EXTRACT PROVIDED >>
CSV files

Da_Elf · Post by **Da_Elf** » Mon Feb 16, 2015 2:01 pm

Ok this might be really simple bt i just cant figure it out

lets say i have this information in my csv file for userid, name, descripion

1,"Bob Hope","He was short,tall,wide and funny"

when i import it and start using comma as itemDelimiter my problem is the commas inside of the ""

Da_Elf · Post by **Da_Elf** » Mon Feb 16, 2015 2:18 pm

to further screw with me i just noticed that some of the entries have line breaks in them when i opened the csv into excel.

like line 4 column b might have

This is some text
then more text, and more text.

when opening it in notepad i only saw that it was "This is some text then more text, and more text." it didnt show the line break

so basically i guess i need it to ignore line the line breaks and commas inside of the ""

dunbarx · Post by **dunbarx** » Mon Feb 16, 2015 3:22 pm

Hi,

If your text is that poorly formed, it will be difficult to parse. Ultimately, you must find at least one character that can be relied upon

Is it true that the third quote in each "record" is always in its place? And that only one quote always follows it? If so, but this seems dicey to me, you might write a handler that counts out that character, starting from the first line, and parses as it goes.

Dicey, though.

Craig Newman

FourthWorld · Post by **FourthWorld** » Mon Feb 16, 2015 4:13 pm

http://www.fourthworld.com/embassy/arti ... t-die.html

SparkOut · Post by **SparkOut** » Mon Feb 16, 2015 7:46 pm

Read Richard's essay on why CSV must die... Yep, see the link in his post above.

Da_Elf · Post by **Da_Elf** » Mon Feb 16, 2015 8:28 pm

it all sucks in general. best for me to tell the client to use tab delimited files and for goodness sake strip out the linebreaks. (or as i usually do replace them with ~)

phaworth · Post by **phaworth** » Mon Feb 16, 2015 8:34 pm

Dealing with csv files in a huge pain. The best way to handle them is get hold of Alex Tweedly's handler for unpacking them. It handles all the situations you are encountering and is very fast. The code is in this list post:

http://runtime-revolution.278305.n4.nab ... 16066.html

FourthWorld · Post by **FourthWorld** » Mon Feb 16, 2015 9:30 pm

Da_Elf wrote:....best for me to tell the client to use tab delimited files and for goodness sake strip out the linebreaks. (or as i usually do replace them with ~)

Probably best to just use the code provided in the article I posted.

As phaworth suggested, it's a tidied version of Tweedly's algo, about as efficient as you'll find.

Extra bonus points that the article also contains the classic test data used to verify CSV parsers, and a modded version that accounts for at least one of two variances found in the real world not accounted for in the original classic set.

Thierry · Post by **Thierry** » Thu Feb 19, 2015 12:16 pm

Dealing with csv files in a huge pain.

Umm, I would say first: try to know the data.

Checking with Da_Elf his data, it appears to be that
the csv file has nothing wrong and is correclty formed:
Every item which contains a comma or a CR is quoted; that's it.

Here is a working script based on setting the lineDelimiter to quote.

Code: Select all

on mouseUp
   local Ql
   --  Our lines are separated by quotes
   set the lineDelimiter to quote
   -- Which lines are quoted; odd or even ones ?

TASK BRIEF >> Pick up the forum thread on CSV files at the point where it stops and carry it forward. The records that follow are separate material, apart from the forum thread on CSV files.

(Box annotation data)
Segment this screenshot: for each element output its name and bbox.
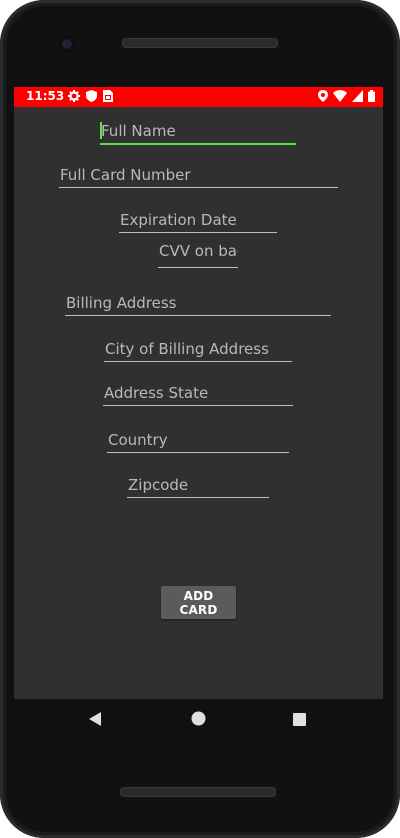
battery-icon <box>368 90 375 105</box>
wifi-icon <box>333 90 347 105</box>
phone-frame: 11:53 Full Name Full Card Number Expirat… <box>0 0 400 838</box>
zipcode-placeholder: Zipcode <box>128 476 189 494</box>
location-icon <box>318 90 328 105</box>
status-time: 11:53 <box>26 89 65 103</box>
cvv-placeholder: CVV on bac <box>159 245 238 260</box>
system-nav-bar <box>14 699 383 741</box>
country-placeholder: Country <box>108 431 168 449</box>
full-name-placeholder: Full Name <box>101 122 176 140</box>
expiration-date-placeholder: Expiration Date <box>120 211 237 229</box>
billing-address-placeholder: Billing Address <box>66 294 177 312</box>
full-name-field[interactable]: Full Name <box>100 121 296 145</box>
shield-icon <box>86 90 97 105</box>
status-bar: 11:53 <box>14 87 383 107</box>
billing-city-placeholder: City of Billing Address <box>105 340 269 358</box>
earpiece-speaker <box>122 38 278 48</box>
signal-icon <box>352 90 363 105</box>
text-cursor <box>100 122 102 139</box>
billing-city-field[interactable]: City of Billing Address <box>104 339 292 362</box>
sim-card-icon <box>103 90 113 105</box>
recents-icon[interactable] <box>293 711 306 730</box>
expiration-date-field[interactable]: Expiration Date <box>119 210 277 233</box>
address-state-field[interactable]: Address State <box>103 383 293 406</box>
app-screen: 11:53 Full Name Full Card Number Expirat… <box>14 87 383 699</box>
gear-icon <box>68 90 80 105</box>
card-number-field[interactable]: Full Card Number <box>59 165 338 188</box>
back-icon[interactable] <box>88 711 102 731</box>
card-number-placeholder: Full Card Number <box>60 166 191 184</box>
add-card-button[interactable]: ADD CARD <box>161 586 236 619</box>
address-state-placeholder: Address State <box>104 384 209 402</box>
country-field[interactable]: Country <box>107 430 289 453</box>
zipcode-field[interactable]: Zipcode <box>127 475 269 498</box>
cvv-field[interactable]: CVV on bac <box>158 245 238 268</box>
front-camera <box>59 36 75 52</box>
billing-address-field[interactable]: Billing Address <box>65 293 331 316</box>
bottom-speaker <box>120 787 276 797</box>
home-icon[interactable] <box>191 711 206 730</box>
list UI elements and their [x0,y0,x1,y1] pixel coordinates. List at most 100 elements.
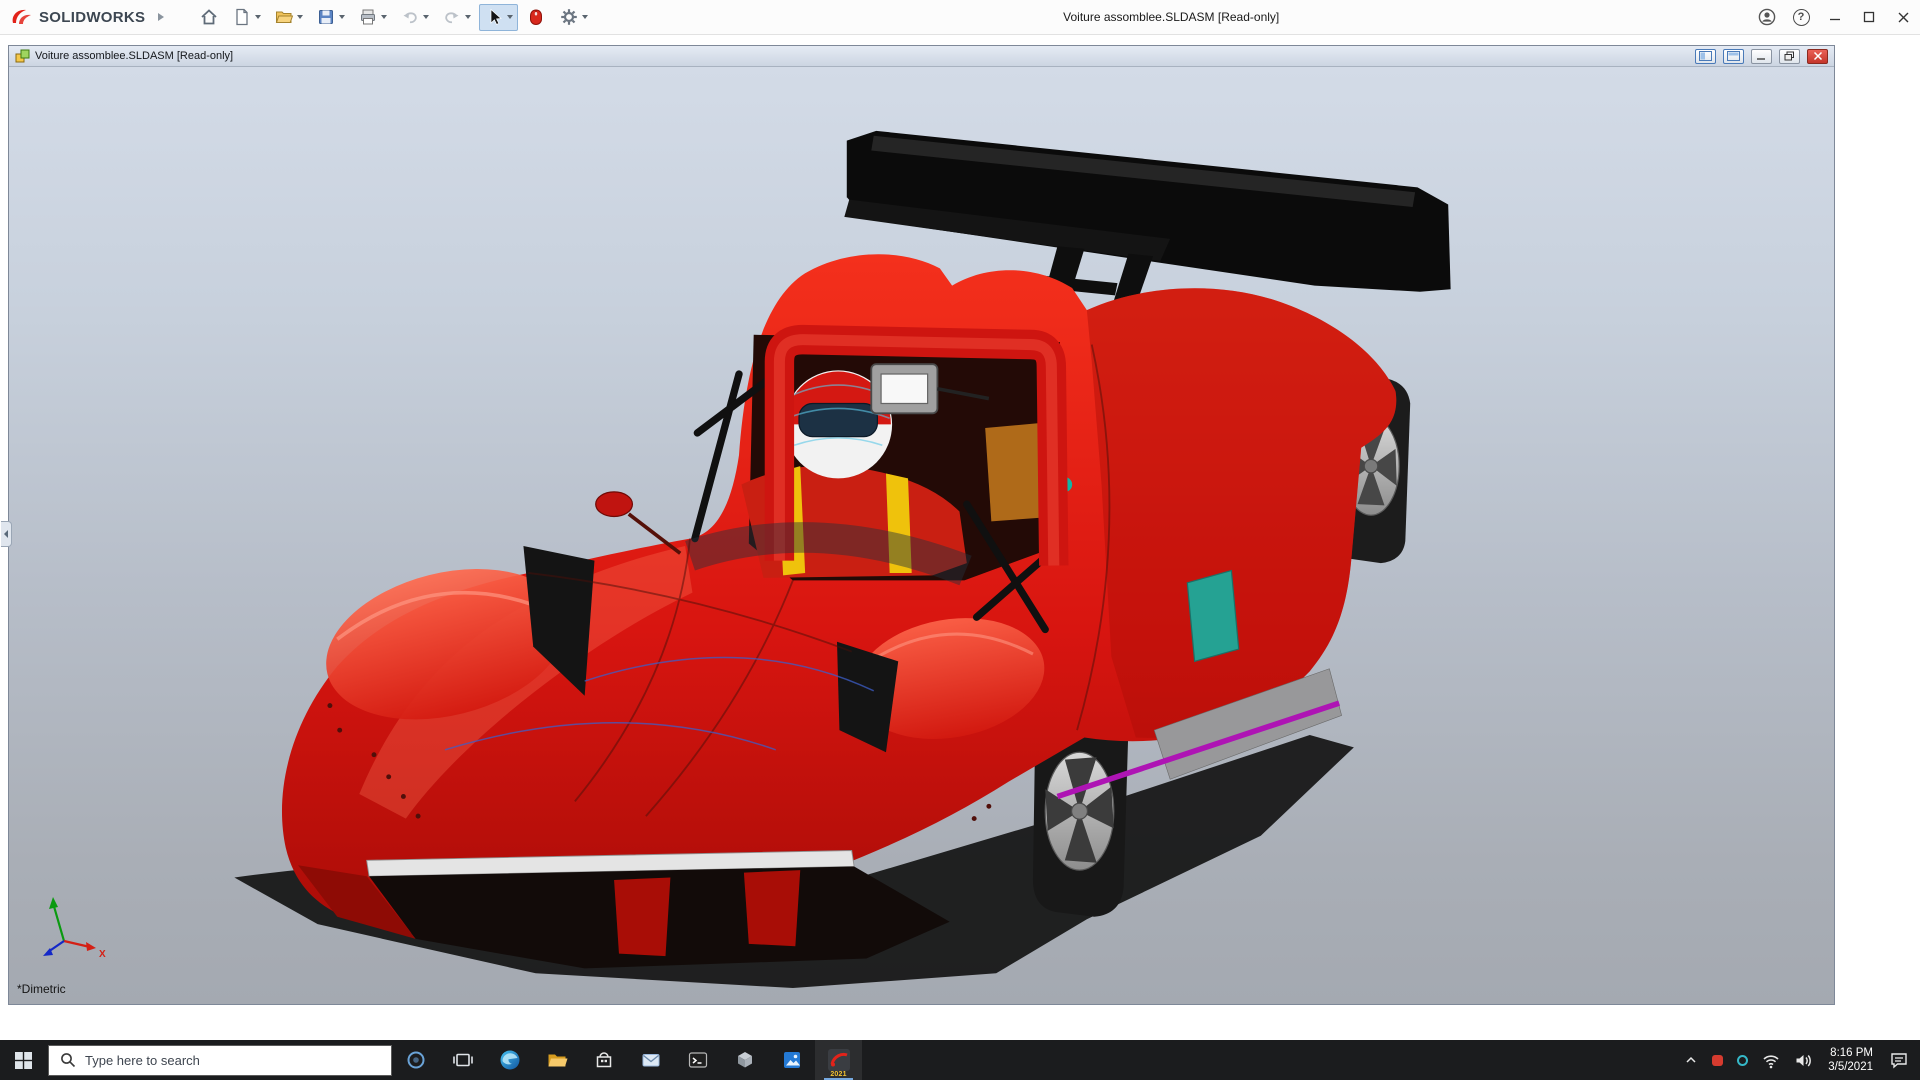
clock-date: 3/5/2021 [1828,1060,1873,1074]
edge-browser-button[interactable] [486,1040,533,1080]
help-icon: ? [1793,9,1810,26]
open-button[interactable] [269,4,308,31]
home-button[interactable] [194,4,224,31]
featuremanager-collapsed-tab[interactable] [1,521,12,547]
solidworks-logo: SOLIDWORKS [0,8,170,26]
doc-pane-split-vertical-button[interactable] [1695,49,1716,64]
mouse-gestures-button[interactable] [521,4,551,31]
file-explorer-button[interactable] [533,1040,580,1080]
task-view-icon [453,1050,473,1070]
doc-pane-split-horizontal-button[interactable] [1723,49,1744,64]
document-window-controls [1695,49,1828,64]
document-title: Voiture assomblee.SLDASM [Read-only] [35,50,233,62]
doc-minimize-button[interactable] [1751,49,1772,64]
minimize-icon [1829,11,1841,23]
cortana-button[interactable] [392,1040,439,1080]
minimize-button[interactable] [1818,0,1852,35]
dropdown-caret-icon [582,15,588,19]
dropdown-caret-icon [507,15,513,19]
taskbar-search[interactable] [48,1045,392,1076]
open-folder-icon [274,7,294,27]
help-button[interactable]: ? [1784,0,1818,35]
graphics-viewport[interactable]: X *Dimetric [9,67,1834,1004]
clock-time: 8:16 PM [1828,1046,1873,1060]
app-titlebar: SOLIDWORKS [0,0,1920,35]
photos-button[interactable] [768,1040,815,1080]
tray-expand-button[interactable] [1677,1040,1705,1080]
mdi-workspace: Voiture assomblee.SLDASM [Read-only] [0,35,1920,1040]
edge-icon [499,1049,521,1071]
security-status-button[interactable] [1705,1040,1730,1080]
doc-close-button[interactable] [1807,49,1828,64]
store-button[interactable] [580,1040,627,1080]
dropdown-caret-icon [255,15,261,19]
mail-envelope-icon [640,1049,662,1071]
select-tool-button[interactable] [479,4,518,31]
collapse-arrow-icon [4,530,8,538]
save-button[interactable] [311,4,350,31]
print-icon [358,7,378,27]
maximize-button[interactable] [1852,0,1886,35]
action-center-button[interactable] [1882,1040,1916,1080]
triad-x-label: X [99,949,106,960]
mail-button[interactable] [627,1040,674,1080]
search-input[interactable] [85,1053,355,1068]
tray-app-button[interactable] [1730,1040,1755,1080]
dropdown-caret-icon [297,15,303,19]
action-center-icon [1889,1051,1909,1069]
3d-viewer-button[interactable] [721,1040,768,1080]
dropdown-caret-icon [423,15,429,19]
maximize-icon [1863,11,1875,23]
new-document-button[interactable] [227,4,266,31]
select-cursor-icon [484,7,504,27]
undo-button[interactable] [395,4,434,31]
print-button[interactable] [353,4,392,31]
app-title: Voiture assomblee.SLDASM [Read-only] [1063,10,1279,24]
split-horizontal-icon [1727,51,1740,61]
mouse-icon [526,7,546,27]
close-icon [1813,51,1823,61]
document-window: Voiture assomblee.SLDASM [Read-only] [8,45,1835,1005]
cube-icon [734,1049,756,1071]
solidworks-app-icon [827,1048,851,1072]
chevron-up-icon [1684,1054,1698,1066]
dropdown-caret-icon [465,15,471,19]
dassault-logo-icon [10,8,34,26]
doc-restore-button[interactable] [1779,49,1800,64]
toolbar-expand-icon[interactable] [158,13,164,21]
split-vertical-icon [1699,51,1712,61]
orientation-triad[interactable]: X [30,883,110,963]
brand-wordmark: SOLIDWORKS [39,9,145,26]
new-document-icon [232,7,252,27]
dropdown-caret-icon [339,15,345,19]
security-alert-icon [1712,1055,1723,1066]
window-controls: ? [1750,0,1920,35]
close-button[interactable] [1886,0,1920,35]
document-titlebar[interactable]: Voiture assomblee.SLDASM [Read-only] [9,46,1834,67]
taskbar-clock[interactable]: 8:16 PM 3/5/2021 [1819,1046,1882,1074]
solidworks-taskbar-button[interactable]: 2021 [815,1040,862,1080]
gear-icon [559,7,579,27]
dropdown-caret-icon [381,15,387,19]
system-tray: 8:16 PM 3/5/2021 [1677,1040,1920,1080]
search-icon [60,1052,76,1068]
options-button[interactable] [554,4,593,31]
assembly-document-icon [15,49,30,64]
task-view-button[interactable] [439,1040,486,1080]
quick-access-toolbar [194,4,593,31]
windows-taskbar: 2021 [0,1040,1920,1080]
terminal-button[interactable] [674,1040,721,1080]
redo-icon [442,7,462,27]
volume-button[interactable] [1787,1040,1819,1080]
account-button[interactable] [1750,0,1784,35]
wifi-icon [1762,1052,1780,1069]
car-3d-model[interactable] [9,67,1834,1004]
minimize-icon [1756,52,1767,61]
start-button[interactable] [0,1040,47,1080]
store-bag-icon [593,1049,615,1071]
view-orientation-label: *Dimetric [17,982,66,996]
network-button[interactable] [1755,1040,1787,1080]
windows-logo-icon [15,1052,32,1069]
redo-button[interactable] [437,4,476,31]
solidworks-year-badge: 2021 [830,1071,846,1078]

THE REPLY >>
   if char 1 of field "Fsource" is quote then put 1 into Ql
   else put 0 into Ql
   put empty into  field "Fdest"
   lock screen
   put 1 into Lnumber
   repeat for each line aLine in field "Fsource"
      if ( Lnumber + Ql) mod 2 is 0 then
         put transformQuotedLine( aLine) after field "Fdest"
      else
         put transformUnQuotedLine( aLine) after field "Fdest"
      end if
      add 1 to Lnumber
   end repeat
end mouseUp

private function transformQuotedLine L
   replace CR with "<CR>" in L
   return L
end transformQuotedLine

private function transformUnQuotedLine L
   replace comma with tab in L
   return L
end transformUnQuotedLine

This code changes the comma delimiters to tabs, drop the quotes and replace the quoted CR with some chars,
and leave as they are the quoted commas.
Now you have the same data presented in a more conventional way for livecoders.

Setting back lineDelimiter to return and itemDelimiter to tab, and here we go...

Thierry

FourthWorld · Post by **FourthWorld** » Thu Feb 19, 2015 6:27 pm

Thierry wrote:Checking with Da_Elf his data, it appears to be that
the csv file has nothing wrong and is correclty formed

Indeed it is. But CSV is a very broad collection of conventions only loosely considered a specification, in which all of the following are also correct:

"Fourth World","4","Richard ""Nickname"" Gaskin" -- in-data quotes escaped by doubling
"Sons O' Thunder",5,"Ken \"Da Man\" Ray" -- in-data quotes escape with backslash
"Canella Software", "6", "Mark Talluto" -- comma+space delimiters
"Bass R Us",7,"Klaus Major" -- unquoted numeric values
RunRev,8,Kevin Miller -- all values unquoted

And these are just a few of the variations we find in the wild.

The example data set in the "CSV Must Die" article I linked to is commonly used for validating CSV parsers, but even that classic data set is incomplete, missing at least one or two conventions I added in a modified version there.

For a one-off used only on a single data set, many quick solutions are possible. But when attempting to accept CSV files in general, the range of variations makes the task very difficult.

The now-famous Tweedly algorithm was the result of a long series of posts on the use-livecode list a few years back, in which many different options were explored both for performance and the ability to handle the dizzying variety of formatting options commonly found in CSV files.

So far our community has not come up with an alternative which performs as well while handling as many CSV oddities as Tweedly's handles. It's likely possible - just about everything can always be improved. But given the strange mish-mash of different ways of handling things collectively called "CSV" it's a non-trivial task.

It's that very complexity and inherent inefficiency of CSV that led me to write the closing paragraphs in my article.

AxWald · Post by **AxWald** » Sun Feb 22, 2015 9:12 pm

Hi,

it may be a confusion of terms, CSV initially meant "Comma Separated Values". But since this would make it rather useless, a broad range of text files containing table data separated with what-ever chars are also recognized as CSV meanwhile - for instance, the good old Tab-return format (TRSV?)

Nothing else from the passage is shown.